What you are asked to do - All of the records listed below should be retyped exactly.
.....
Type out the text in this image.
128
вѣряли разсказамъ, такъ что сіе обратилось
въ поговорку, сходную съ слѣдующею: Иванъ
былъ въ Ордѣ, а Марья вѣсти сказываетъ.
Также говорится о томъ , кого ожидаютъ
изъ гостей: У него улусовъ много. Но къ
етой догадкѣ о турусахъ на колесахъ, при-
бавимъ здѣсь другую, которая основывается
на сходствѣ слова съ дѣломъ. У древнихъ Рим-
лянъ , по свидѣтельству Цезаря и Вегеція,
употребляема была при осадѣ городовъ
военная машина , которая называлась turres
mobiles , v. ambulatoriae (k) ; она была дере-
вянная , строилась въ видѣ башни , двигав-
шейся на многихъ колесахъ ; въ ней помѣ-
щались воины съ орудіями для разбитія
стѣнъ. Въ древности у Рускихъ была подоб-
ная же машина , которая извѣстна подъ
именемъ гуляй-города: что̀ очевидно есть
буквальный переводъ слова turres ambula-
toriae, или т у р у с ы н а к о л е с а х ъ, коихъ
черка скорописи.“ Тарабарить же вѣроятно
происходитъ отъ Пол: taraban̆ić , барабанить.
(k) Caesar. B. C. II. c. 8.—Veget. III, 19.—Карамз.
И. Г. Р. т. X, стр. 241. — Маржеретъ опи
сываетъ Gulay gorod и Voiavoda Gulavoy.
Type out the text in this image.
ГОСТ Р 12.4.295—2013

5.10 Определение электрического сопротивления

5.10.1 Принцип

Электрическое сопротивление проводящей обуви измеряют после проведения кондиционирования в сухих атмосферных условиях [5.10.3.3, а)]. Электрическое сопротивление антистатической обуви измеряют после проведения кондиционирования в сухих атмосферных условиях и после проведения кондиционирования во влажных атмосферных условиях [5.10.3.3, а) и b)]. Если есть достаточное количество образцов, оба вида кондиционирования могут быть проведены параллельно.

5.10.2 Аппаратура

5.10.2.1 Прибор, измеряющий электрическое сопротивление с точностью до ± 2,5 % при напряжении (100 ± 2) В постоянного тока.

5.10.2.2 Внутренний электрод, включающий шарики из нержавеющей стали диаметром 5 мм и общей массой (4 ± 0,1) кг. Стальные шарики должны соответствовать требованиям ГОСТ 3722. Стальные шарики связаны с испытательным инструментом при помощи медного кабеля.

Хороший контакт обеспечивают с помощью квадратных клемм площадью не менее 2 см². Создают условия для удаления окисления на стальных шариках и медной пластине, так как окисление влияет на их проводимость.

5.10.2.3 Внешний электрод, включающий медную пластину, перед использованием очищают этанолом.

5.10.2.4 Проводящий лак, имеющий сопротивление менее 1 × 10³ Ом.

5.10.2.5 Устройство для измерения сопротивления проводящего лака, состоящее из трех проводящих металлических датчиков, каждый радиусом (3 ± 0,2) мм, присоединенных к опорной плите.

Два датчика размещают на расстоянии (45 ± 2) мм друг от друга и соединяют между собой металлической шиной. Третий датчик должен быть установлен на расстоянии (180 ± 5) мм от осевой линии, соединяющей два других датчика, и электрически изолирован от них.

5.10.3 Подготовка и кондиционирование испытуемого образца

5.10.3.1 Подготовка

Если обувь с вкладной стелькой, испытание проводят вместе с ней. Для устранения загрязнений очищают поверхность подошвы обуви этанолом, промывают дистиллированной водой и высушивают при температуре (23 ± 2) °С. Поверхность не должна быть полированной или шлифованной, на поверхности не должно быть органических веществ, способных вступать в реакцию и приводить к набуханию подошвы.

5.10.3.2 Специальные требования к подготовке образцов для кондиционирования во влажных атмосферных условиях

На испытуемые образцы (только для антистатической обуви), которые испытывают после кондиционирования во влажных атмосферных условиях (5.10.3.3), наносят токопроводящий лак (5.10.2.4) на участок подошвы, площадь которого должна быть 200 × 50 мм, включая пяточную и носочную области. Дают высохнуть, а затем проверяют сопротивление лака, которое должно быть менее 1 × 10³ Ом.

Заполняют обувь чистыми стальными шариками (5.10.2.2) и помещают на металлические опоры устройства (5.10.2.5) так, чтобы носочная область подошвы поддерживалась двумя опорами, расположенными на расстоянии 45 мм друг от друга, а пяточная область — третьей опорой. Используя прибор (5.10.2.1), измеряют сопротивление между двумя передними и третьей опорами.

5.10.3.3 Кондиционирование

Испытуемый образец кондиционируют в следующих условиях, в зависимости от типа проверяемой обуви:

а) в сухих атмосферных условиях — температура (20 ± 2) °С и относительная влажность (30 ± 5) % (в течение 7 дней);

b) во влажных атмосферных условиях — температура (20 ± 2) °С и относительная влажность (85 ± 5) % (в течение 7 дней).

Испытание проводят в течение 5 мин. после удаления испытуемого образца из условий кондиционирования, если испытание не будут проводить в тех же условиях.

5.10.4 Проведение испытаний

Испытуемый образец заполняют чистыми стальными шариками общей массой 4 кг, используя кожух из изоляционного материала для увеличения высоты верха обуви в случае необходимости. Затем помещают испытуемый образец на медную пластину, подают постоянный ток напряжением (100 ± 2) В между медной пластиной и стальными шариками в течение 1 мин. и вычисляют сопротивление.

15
.....
Answer -
Type out the text in this image.
128
вѣряли разсказамъ, такъ что сіе обратилось
въ поговорку, сходную съ слѣдующею: Иванъ
былъ въ Ордѣ, а Марья вѣсти сказываетъ.
Также говорится о томъ , кого ожидаютъ
изъ гостей: У него улусовъ много. Но къ
етой догадкѣ о турусахъ на колесахъ, при-
бавимъ здѣсь другую, которая основывается
на сходствѣ слова съ дѣломъ. У древнихъ Рим-
лянъ , по свидѣтельству Цезаря и Вегеція,
употребляема была при осадѣ городовъ
военная машина , которая называлась turres
mobiles , v. ambulatoriae (k) ; она была дере-
вянная , строилась въ видѣ башни , двигав-
шейся на многихъ колесахъ ; въ ней помѣ-
щались воины съ орудіями для разбитія
стѣнъ. Въ древности у Рускихъ была подоб-
ная же машина , которая извѣстна подъ
именемъ гуляй-города: что̀ очевидно есть
буквальный переводъ слова turres ambula-
toriae, или т у р у с ы н а к о л е с а х ъ, коихъ
черка скорописи.“ Тарабарить же вѣроятно
происходитъ отъ Пол: taraban̆ić , барабанить.
(k) Caesar. B. C. II. c. 8.—Veget. III, 19.—Карамз.
И. Г. Р. т. X, стр. 241. — Маржеретъ опи
сываетъ Gulay gorod и Voiavoda Gulavoy.
Type out the text in this image.
ГОСТ Р 12.4.295—2013

5.10 Определение электрического сопротивления

5.10.1 Принцип

Электрическое сопротивление проводящей обуви измеряют после проведения кондиционирования в сухих атмосферных условиях [5.10.3.3, а)]. Электрическое сопротивление антистатической обуви измеряют после проведения кондиционирования в сухих атмосферных условиях и после проведения кондиционирования во влажных атмосферных условиях [5.10.3.3, а) и b)]. Если есть достаточное количество образцов, оба вида кондиционирования могут быть проведены параллельно.

5.10.2 Аппаратура

5.10.2.1 Прибор, измеряющий электрическое сопротивление с точностью до ± 2,5 % при напряжении (100 ± 2) В постоянного тока.

5.10.2.2 Внутренний электрод, включающий шарики из нержавеющей стали диаметром 5 мм и общей массой (4 ± 0,1) кг. Стальные шарики должны соответствовать требованиям ГОСТ 3722. Стальные шарики связаны с испытательным инструментом при помощи медного кабеля.

Хороший контакт обеспечивают с помощью квадратных клемм площадью не менее 2 см². Создают условия для удаления окисления на стальных шариках и медной пластине, так как окисление влияет на их проводимость.

5.10.2.3 Внешний электрод, включающий медную пластину, перед использованием очищают этанолом.

5.10.2.4 Проводящий лак, имеющий сопротивление менее 1 × 10³ Ом.

5.10.2.5 Устройство для измерения сопротивления проводящего лака, состоящее из трех проводящих металлических датчиков, каждый радиусом (3 ± 0,2) мм, присоединенных к опорной плите.

Два датчика размещают на расстоянии (45 ± 2) мм друг от друга и соединяют между собой металлической шиной. Третий датчик должен быть установлен на расстоянии (180 ± 5) мм от осевой линии, соединяющей два других датчика, и электрически изолирован от них.

5.10.3 Подготовка и кондиционирование испытуемого образца

5.10.3.1 Подготовка

Если обувь с вкладной стелькой, испытание проводят вместе с ней. Для устранения загрязнений очищают поверхность подошвы обуви этанолом, промывают дистиллированной водой и высушивают при температуре (23 ± 2) °С. Поверхность не должна быть полированной или шлифованной, на поверхности не должно быть органических веществ, способных вступать в реакцию и приводить к набуханию подошвы.

5.10.3.2 Специальные требования к подготовке образцов для кондиционирования во влажных атмосферных условиях

На испытуемые образцы (только для антистатической обуви), которые испытывают после кондиционирования во влажных атмосферных условиях (5.10.3.3), наносят токопроводящий лак (5.10.2.4) на участок подошвы, площадь которого должна быть 200 × 50 мм, включая пяточную и носочную области. Дают высохнуть, а затем проверяют сопротивление лака, которое должно быть менее 1 × 10³ Ом.

Заполняют обувь чистыми стальными шариками (5.10.2.2) и помещают на металлические опоры устройства (5.10.2.5) так, чтобы носочная область подошвы поддерживалась двумя опорами, расположенными на расстоянии 45 мм друг от друга, а пяточная область — третьей опорой. Используя прибор (5.10.2.1), измеряют сопротивление между двумя передними и третьей опорами.

5.10.3.3 Кондиционирование

Испытуемый образец кондиционируют в следующих условиях, в зависимости от типа проверяемой обуви:

а) в сухих атмосферных условиях — температура (20 ± 2) °С и относительная влажность (30 ± 5) % (в течение 7 дней);

b) во влажных атмосферных условиях — температура (20 ± 2) °С и относительная влажность (85 ± 5) % (в течение 7 дней).

Испытание проводят в течение 5 мин. после удаления испытуемого образца из условий кондиционирования, если испытание не будут проводить в тех же условиях.

5.10.4 Проведение испытаний

Испытуемый образец заполняют чистыми стальными шариками общей массой 4 кг, используя кожух из изоляционного материала для увеличения высоты верха обуви в случае необходимости. Затем помещают испытуемый образец на медную пластину, подают постоянный ток напряжением (100 ± 2) В между медной пластиной и стальными шариками в течение 1 мин. и вычисляют сопротивление.

15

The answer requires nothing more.